### Data to process:
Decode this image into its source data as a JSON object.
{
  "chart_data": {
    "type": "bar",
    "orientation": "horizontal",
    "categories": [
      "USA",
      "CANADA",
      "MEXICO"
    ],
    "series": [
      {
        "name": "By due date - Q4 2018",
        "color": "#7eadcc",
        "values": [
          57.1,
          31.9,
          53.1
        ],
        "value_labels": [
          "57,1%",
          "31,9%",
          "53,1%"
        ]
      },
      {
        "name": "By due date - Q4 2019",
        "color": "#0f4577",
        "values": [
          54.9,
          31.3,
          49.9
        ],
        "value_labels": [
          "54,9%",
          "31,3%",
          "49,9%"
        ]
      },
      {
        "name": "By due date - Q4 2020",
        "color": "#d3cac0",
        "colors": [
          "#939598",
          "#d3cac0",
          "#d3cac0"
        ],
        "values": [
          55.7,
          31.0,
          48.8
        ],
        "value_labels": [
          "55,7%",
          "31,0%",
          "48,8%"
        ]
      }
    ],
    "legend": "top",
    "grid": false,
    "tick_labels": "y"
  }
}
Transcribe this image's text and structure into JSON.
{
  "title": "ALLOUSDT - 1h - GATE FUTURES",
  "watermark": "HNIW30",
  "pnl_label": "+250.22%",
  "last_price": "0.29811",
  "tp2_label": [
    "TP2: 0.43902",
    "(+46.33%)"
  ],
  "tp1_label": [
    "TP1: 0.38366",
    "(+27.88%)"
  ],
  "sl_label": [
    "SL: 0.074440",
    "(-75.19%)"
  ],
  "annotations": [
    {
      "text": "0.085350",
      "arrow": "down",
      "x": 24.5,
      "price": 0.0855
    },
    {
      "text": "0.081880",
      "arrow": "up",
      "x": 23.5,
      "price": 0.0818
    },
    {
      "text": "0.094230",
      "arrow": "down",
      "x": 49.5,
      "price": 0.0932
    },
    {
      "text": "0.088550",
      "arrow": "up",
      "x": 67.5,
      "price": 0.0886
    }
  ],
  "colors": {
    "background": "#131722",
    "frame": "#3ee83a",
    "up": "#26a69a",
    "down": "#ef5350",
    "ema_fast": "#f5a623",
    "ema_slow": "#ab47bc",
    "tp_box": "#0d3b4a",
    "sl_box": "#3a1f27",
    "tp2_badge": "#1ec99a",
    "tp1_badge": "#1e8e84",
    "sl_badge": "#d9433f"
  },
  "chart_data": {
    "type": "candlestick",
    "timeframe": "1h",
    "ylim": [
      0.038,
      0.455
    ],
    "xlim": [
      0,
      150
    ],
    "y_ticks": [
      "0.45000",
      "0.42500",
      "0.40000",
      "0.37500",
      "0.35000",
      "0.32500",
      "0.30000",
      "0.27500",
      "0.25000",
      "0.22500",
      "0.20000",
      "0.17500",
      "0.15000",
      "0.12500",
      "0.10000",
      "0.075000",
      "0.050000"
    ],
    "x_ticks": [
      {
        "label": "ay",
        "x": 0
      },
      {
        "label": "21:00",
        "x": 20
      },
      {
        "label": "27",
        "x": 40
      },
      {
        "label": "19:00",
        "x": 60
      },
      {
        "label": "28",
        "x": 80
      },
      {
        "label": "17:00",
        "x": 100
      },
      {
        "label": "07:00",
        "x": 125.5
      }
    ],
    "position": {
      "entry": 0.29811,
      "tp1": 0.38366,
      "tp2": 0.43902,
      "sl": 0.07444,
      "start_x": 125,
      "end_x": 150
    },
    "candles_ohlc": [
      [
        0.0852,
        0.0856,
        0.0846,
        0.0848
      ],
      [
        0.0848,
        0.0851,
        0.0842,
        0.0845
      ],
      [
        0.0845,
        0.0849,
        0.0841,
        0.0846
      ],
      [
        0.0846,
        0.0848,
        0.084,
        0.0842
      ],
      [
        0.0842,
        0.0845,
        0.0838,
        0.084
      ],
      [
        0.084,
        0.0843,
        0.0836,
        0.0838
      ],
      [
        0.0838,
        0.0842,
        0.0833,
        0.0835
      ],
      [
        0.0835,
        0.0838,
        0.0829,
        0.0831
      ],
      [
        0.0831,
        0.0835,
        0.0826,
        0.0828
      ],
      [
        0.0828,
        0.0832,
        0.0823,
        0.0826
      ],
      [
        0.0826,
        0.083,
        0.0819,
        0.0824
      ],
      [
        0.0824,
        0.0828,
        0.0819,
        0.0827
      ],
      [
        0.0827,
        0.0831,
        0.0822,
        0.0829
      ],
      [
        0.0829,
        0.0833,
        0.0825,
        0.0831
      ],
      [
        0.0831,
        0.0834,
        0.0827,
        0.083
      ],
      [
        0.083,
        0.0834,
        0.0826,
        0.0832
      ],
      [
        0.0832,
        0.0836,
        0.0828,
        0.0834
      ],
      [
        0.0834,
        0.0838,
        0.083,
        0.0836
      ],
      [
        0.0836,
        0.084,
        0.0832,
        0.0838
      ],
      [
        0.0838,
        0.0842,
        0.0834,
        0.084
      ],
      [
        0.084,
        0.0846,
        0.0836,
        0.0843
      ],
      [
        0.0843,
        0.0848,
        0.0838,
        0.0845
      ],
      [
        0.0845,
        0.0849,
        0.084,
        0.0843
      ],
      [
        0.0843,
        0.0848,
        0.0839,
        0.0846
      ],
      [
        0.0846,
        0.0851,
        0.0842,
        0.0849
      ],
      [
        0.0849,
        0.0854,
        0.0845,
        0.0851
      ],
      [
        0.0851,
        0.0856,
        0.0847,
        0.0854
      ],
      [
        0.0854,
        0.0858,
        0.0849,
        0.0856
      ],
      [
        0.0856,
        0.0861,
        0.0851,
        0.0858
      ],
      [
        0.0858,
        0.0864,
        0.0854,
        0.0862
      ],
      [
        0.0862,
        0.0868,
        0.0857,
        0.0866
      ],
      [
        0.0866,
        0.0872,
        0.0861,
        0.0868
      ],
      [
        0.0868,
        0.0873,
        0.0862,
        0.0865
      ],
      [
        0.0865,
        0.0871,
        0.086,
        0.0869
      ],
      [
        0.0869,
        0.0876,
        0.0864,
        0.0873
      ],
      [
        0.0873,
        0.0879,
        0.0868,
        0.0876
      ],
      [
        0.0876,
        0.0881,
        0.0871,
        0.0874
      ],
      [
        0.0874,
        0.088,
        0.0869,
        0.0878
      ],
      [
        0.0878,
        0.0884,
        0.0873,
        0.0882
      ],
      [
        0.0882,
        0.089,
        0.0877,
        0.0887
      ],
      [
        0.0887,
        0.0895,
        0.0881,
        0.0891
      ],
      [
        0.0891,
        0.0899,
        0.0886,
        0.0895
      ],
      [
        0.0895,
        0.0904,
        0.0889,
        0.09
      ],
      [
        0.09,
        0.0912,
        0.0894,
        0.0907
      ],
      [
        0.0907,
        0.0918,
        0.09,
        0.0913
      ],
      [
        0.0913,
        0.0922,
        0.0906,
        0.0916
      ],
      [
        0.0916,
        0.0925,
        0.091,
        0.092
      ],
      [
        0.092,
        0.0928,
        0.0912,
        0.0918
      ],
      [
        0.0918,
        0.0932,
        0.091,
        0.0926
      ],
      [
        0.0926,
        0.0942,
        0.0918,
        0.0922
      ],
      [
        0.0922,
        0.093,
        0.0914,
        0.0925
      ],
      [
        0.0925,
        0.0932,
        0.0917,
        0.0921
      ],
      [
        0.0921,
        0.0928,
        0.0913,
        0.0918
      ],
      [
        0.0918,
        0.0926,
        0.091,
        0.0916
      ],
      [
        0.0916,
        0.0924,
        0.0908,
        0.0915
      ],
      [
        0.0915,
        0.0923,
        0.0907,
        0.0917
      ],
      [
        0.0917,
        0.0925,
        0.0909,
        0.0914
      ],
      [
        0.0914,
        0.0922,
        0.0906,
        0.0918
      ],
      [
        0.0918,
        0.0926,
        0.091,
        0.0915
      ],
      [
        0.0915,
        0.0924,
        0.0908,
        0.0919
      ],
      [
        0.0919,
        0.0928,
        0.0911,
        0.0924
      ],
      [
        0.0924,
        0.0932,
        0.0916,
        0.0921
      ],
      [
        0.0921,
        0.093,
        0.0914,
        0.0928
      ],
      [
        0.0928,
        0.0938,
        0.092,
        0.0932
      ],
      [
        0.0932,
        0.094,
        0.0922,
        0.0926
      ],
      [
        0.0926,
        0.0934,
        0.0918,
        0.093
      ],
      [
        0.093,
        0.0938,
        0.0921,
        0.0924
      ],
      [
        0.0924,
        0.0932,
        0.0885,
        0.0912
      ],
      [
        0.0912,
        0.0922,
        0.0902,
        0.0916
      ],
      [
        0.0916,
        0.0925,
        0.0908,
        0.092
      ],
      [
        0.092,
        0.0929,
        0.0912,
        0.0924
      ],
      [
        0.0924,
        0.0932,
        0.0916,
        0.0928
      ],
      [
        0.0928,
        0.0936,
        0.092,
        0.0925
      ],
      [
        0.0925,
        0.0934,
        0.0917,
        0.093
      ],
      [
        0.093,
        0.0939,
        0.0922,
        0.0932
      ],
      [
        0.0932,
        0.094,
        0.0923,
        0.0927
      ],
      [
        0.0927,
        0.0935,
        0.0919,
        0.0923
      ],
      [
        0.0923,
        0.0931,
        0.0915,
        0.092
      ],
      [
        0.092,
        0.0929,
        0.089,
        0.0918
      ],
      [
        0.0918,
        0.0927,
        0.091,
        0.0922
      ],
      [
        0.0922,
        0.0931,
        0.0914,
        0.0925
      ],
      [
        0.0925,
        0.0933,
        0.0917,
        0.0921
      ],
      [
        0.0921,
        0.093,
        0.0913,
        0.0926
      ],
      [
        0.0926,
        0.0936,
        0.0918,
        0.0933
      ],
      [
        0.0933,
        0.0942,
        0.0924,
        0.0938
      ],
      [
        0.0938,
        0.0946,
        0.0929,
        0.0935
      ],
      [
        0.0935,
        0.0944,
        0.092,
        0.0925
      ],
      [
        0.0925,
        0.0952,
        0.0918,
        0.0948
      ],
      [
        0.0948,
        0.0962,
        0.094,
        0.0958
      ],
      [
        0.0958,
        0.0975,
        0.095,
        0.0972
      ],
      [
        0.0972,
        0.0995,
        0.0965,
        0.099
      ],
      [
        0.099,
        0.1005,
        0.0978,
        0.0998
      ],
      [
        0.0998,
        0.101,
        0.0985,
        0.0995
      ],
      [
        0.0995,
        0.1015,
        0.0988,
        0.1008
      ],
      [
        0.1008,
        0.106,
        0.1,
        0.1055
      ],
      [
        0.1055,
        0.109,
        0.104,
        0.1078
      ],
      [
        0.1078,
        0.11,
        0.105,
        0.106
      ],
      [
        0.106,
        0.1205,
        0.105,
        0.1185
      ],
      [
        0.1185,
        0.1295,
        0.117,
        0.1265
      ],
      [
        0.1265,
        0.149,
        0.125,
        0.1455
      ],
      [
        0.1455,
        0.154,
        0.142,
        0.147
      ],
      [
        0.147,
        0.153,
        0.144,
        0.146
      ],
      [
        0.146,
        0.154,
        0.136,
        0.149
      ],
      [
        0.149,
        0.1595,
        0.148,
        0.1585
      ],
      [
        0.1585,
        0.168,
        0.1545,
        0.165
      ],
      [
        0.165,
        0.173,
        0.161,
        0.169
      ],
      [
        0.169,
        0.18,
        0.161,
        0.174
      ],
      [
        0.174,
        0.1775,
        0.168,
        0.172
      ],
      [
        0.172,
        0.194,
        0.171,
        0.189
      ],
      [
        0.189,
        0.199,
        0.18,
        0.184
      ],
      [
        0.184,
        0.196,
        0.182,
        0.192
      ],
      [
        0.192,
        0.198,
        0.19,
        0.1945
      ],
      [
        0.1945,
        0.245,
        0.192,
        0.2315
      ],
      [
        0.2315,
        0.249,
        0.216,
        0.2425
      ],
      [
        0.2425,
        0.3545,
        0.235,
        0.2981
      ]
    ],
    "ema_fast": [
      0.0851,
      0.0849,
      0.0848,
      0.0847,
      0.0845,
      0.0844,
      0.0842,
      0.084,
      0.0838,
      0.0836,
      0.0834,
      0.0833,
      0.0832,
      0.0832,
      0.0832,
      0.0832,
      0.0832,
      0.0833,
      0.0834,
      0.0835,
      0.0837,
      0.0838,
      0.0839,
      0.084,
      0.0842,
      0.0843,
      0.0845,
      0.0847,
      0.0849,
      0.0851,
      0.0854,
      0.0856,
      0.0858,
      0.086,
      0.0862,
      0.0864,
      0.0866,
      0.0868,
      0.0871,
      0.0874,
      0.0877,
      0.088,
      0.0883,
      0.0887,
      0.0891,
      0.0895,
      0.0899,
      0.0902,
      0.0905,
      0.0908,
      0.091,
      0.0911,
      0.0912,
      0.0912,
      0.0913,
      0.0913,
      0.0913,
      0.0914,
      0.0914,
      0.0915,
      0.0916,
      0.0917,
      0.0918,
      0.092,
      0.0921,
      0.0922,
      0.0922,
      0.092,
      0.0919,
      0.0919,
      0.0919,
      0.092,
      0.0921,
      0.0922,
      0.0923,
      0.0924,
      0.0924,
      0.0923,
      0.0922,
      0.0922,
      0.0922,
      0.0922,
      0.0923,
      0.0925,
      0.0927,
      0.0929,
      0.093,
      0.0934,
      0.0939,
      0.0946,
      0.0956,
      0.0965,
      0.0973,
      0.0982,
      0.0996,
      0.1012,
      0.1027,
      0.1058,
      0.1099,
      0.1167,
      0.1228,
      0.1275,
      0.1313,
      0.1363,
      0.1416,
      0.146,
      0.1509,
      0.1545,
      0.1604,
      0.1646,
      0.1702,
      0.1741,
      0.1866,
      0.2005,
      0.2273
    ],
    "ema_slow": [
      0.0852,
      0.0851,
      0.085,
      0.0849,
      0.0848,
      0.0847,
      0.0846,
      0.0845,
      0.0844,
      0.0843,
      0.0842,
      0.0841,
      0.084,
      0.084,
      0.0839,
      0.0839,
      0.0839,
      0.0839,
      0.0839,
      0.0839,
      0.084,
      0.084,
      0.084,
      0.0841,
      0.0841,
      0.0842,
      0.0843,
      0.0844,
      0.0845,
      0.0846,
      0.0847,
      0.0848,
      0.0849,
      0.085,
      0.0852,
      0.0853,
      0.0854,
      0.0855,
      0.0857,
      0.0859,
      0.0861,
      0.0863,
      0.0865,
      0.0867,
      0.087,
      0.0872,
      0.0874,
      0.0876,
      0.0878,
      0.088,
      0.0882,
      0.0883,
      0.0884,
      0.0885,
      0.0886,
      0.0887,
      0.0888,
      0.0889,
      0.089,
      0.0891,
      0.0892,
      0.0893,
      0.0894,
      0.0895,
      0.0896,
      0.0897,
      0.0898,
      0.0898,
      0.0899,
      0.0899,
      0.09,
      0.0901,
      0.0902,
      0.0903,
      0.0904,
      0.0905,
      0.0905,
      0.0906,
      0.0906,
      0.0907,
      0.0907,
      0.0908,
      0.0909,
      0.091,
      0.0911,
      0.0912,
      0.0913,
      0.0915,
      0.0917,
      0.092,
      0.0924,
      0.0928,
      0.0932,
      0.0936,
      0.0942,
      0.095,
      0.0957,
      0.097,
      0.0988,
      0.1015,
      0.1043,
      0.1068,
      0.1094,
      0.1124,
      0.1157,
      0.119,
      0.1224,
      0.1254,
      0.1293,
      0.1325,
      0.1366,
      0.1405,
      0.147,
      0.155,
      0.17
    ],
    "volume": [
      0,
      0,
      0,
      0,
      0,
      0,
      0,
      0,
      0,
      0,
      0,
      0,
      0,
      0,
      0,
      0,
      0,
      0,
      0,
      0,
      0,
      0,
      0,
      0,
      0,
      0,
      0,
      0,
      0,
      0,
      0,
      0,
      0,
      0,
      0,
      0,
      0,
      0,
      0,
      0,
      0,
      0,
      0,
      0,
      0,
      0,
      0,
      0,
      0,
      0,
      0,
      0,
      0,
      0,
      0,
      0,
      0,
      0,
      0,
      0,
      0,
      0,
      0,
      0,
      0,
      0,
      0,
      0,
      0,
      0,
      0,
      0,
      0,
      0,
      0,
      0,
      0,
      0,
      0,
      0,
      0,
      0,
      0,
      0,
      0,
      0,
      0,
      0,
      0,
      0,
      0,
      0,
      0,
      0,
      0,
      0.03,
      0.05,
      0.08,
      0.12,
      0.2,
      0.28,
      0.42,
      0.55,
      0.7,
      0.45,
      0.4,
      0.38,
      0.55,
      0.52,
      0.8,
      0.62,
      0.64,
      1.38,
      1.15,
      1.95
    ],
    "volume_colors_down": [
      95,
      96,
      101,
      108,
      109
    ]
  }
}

### Stated exercise:
Copy every line above in which the string "name" shows up.

### Solved exercise:
        "name": "By due date - Q4 2018",
        "name": "By due date - Q4 2019",
        "name": "By due date - Q4 2020",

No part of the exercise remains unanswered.